:: Material for the task ::

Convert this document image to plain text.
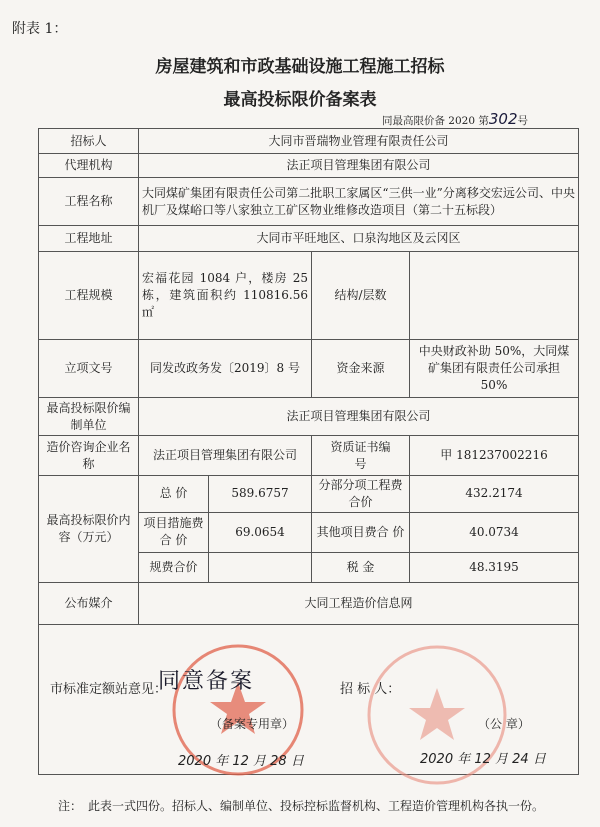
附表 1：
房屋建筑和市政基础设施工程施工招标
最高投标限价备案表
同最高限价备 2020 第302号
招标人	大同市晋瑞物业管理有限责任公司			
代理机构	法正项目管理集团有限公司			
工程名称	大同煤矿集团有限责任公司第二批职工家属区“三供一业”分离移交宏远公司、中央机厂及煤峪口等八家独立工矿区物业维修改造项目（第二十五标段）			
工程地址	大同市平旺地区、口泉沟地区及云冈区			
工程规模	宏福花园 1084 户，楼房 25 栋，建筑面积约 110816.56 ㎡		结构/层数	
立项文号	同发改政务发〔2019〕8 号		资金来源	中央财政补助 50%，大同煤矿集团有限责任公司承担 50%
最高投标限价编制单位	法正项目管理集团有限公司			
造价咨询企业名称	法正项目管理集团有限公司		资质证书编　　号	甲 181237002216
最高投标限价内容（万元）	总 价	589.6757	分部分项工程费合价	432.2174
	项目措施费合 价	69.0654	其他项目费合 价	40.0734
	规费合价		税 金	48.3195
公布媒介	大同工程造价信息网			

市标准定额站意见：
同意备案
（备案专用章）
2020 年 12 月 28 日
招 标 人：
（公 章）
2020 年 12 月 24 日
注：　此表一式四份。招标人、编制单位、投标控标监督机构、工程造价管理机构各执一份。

:::

Write out all the entries word for word, but skip any images.

Convert this document image to plain text.
附表 1：
房屋建筑和市政基础设施工程施工招标
最高投标限价备案表
同最高限价备 2020 第302号
招标人	大同市晋瑞物业管理有限责任公司			
代理机构	法正项目管理集团有限公司			
工程名称	大同煤矿集团有限责任公司第二批职工家属区“三供一业”分离移交宏远公司、中央机厂及煤峪口等八家独立工矿区物业维修改造项目（第二十五标段）			
工程地址	大同市平旺地区、口泉沟地区及云冈区			
工程规模	宏福花园 1084 户，楼房 25 栋，建筑面积约 110816.56 ㎡		结构/层数	
立项文号	同发改政务发〔2019〕8 号		资金来源	中央财政补助 50%，大同煤矿集团有限责任公司承担 50%
最高投标限价编制单位	法正项目管理集团有限公司			
造价咨询企业名称	法正项目管理集团有限公司		资质证书编　　号	甲 181237002216
最高投标限价内容（万元）	总 价	589.6757	分部分项工程费合价	432.2174
	项目措施费合 价	69.0654	其他项目费合 价	40.0734
	规费合价		税 金	48.3195
公布媒介	大同工程造价信息网			

市标准定额站意见：
同意备案
（备案专用章）
2020 年 12 月 28 日
招 标 人：
（公 章）
2020 年 12 月 24 日
注：　此表一式四份。招标人、编制单位、投标控标监督机构、工程造价管理机构各执一份。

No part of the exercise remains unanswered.